### SUPPLIED RECORDS:

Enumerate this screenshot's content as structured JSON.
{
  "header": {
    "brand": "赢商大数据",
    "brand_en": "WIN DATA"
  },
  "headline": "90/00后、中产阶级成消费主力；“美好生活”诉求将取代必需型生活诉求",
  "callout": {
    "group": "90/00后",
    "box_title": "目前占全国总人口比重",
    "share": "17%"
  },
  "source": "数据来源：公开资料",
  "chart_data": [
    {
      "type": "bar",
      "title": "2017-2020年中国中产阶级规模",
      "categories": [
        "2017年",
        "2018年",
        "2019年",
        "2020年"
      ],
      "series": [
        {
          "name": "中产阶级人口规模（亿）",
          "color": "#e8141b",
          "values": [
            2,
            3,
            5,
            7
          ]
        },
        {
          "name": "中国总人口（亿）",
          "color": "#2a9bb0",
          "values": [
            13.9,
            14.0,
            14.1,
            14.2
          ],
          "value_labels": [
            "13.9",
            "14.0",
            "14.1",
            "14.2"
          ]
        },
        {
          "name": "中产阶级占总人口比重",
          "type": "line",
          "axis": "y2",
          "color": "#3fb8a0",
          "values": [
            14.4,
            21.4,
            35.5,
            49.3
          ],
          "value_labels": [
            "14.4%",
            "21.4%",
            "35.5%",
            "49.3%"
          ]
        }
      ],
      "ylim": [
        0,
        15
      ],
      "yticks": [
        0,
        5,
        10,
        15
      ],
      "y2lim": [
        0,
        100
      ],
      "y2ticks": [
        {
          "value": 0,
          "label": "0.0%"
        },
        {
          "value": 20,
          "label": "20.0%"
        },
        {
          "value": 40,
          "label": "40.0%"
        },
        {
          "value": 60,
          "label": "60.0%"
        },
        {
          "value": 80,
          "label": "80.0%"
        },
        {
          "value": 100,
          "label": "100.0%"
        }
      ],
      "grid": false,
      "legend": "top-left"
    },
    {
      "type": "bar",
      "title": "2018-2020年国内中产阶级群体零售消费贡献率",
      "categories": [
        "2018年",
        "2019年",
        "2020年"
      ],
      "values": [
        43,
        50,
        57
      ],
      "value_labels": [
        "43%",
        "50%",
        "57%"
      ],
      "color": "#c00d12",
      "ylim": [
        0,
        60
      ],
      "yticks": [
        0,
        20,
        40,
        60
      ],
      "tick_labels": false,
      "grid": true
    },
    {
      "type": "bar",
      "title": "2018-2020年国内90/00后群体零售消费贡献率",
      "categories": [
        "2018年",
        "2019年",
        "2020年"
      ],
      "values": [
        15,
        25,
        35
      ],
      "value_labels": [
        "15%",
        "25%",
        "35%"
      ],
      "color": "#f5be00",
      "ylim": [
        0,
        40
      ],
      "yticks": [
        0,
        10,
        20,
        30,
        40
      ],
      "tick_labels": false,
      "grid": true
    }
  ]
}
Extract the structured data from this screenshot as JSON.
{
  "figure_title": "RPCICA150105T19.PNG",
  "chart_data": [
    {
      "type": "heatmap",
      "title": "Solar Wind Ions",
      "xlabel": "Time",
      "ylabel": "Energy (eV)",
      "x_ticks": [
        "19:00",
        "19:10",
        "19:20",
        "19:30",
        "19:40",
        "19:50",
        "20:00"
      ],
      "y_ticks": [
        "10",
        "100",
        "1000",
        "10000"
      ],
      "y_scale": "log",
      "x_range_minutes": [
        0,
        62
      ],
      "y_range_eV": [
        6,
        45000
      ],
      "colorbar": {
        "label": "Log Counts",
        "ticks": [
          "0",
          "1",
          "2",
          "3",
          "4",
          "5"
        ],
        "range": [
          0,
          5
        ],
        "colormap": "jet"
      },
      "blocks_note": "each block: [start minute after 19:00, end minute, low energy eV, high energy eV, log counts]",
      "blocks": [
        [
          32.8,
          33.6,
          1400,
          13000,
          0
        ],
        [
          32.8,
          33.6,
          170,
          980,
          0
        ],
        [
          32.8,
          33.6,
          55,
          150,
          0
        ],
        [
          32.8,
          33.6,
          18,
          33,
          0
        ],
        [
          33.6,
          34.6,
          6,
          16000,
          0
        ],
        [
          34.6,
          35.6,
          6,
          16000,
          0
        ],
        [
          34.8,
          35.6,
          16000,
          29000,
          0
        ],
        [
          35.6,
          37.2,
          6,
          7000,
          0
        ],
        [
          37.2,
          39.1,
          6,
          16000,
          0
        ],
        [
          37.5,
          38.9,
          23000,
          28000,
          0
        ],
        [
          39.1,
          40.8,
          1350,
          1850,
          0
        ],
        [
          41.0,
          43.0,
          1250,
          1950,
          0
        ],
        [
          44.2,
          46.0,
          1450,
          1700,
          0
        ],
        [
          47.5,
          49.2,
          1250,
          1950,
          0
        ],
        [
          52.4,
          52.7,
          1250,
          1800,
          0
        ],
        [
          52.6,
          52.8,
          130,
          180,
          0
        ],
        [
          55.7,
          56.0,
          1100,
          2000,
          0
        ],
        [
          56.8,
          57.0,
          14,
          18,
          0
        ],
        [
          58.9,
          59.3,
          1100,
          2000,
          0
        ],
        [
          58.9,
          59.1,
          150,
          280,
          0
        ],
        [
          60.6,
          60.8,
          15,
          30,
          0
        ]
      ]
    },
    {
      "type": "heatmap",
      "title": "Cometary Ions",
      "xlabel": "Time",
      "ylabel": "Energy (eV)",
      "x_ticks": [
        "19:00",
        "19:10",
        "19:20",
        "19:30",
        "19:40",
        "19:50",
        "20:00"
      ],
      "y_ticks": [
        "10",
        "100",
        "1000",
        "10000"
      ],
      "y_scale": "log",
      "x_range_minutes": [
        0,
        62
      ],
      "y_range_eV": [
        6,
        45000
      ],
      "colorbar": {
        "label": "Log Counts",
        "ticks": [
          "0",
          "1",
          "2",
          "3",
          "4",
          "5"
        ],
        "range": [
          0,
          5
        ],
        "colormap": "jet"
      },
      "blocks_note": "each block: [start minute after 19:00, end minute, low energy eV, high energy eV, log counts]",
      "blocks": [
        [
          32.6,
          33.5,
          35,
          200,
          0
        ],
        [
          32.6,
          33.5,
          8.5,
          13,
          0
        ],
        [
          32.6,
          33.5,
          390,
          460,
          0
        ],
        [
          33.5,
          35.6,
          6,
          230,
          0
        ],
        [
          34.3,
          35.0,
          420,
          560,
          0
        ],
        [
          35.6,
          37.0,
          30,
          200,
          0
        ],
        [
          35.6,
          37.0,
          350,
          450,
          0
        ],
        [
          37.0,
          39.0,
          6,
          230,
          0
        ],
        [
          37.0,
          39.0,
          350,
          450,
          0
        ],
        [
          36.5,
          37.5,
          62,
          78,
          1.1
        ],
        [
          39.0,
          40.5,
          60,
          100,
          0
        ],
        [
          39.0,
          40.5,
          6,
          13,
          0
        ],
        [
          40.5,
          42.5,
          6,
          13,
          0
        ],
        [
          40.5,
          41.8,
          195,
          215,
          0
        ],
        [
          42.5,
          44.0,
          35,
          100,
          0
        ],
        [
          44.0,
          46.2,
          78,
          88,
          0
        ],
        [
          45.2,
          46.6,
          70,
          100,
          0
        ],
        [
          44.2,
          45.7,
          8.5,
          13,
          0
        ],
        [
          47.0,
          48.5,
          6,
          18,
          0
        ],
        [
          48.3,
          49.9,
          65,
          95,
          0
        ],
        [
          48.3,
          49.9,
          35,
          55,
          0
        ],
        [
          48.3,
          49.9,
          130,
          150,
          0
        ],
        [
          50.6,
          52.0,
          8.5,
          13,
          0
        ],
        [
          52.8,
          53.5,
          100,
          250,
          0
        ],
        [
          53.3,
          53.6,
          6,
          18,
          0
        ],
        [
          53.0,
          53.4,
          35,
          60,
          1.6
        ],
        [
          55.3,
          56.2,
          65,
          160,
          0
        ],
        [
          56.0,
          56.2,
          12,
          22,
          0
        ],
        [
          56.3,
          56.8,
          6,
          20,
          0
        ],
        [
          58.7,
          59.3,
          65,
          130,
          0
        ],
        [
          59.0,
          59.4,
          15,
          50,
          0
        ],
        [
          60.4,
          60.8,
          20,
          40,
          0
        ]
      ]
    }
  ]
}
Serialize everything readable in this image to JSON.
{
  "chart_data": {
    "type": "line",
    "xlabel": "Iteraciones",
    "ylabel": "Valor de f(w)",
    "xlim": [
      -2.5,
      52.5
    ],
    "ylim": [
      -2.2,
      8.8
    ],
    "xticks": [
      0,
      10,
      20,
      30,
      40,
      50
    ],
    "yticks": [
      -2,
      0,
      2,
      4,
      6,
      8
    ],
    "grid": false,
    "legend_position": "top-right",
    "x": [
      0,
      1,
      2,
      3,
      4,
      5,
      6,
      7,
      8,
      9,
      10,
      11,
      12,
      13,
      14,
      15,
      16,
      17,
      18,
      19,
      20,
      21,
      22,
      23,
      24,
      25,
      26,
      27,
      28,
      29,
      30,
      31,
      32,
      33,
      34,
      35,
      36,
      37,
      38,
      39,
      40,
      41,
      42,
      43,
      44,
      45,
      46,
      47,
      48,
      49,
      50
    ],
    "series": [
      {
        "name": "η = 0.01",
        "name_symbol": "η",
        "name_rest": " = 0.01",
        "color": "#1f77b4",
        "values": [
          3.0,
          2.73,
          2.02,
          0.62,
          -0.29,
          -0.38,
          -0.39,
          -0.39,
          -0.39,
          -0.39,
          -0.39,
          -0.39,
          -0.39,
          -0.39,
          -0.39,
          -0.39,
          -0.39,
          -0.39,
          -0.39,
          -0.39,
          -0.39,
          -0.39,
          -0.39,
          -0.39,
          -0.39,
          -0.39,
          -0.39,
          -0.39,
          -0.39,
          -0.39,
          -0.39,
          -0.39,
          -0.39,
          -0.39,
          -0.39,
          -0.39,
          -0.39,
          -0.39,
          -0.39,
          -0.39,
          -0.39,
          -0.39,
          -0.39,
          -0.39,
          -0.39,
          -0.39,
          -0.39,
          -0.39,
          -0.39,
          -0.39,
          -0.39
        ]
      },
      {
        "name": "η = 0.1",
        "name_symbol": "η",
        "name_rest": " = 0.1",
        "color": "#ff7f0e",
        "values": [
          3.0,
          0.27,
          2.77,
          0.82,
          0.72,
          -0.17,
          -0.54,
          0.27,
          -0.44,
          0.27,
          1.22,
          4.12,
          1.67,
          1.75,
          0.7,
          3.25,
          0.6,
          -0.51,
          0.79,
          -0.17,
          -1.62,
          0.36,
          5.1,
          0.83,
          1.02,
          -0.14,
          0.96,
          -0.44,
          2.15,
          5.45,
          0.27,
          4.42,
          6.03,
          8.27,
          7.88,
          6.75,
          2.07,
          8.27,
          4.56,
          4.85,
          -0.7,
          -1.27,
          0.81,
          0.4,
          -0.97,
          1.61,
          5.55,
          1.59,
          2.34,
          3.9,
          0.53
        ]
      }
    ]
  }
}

### TASK BRIEF:
Copy out every line of the listing that contains the string "this".

### RIGHT ANSWER:
Enumerate this screenshot's content as structured JSON.
Extract the structured data from this screenshot as JSON.
Serialize everything readable in this image to JSON.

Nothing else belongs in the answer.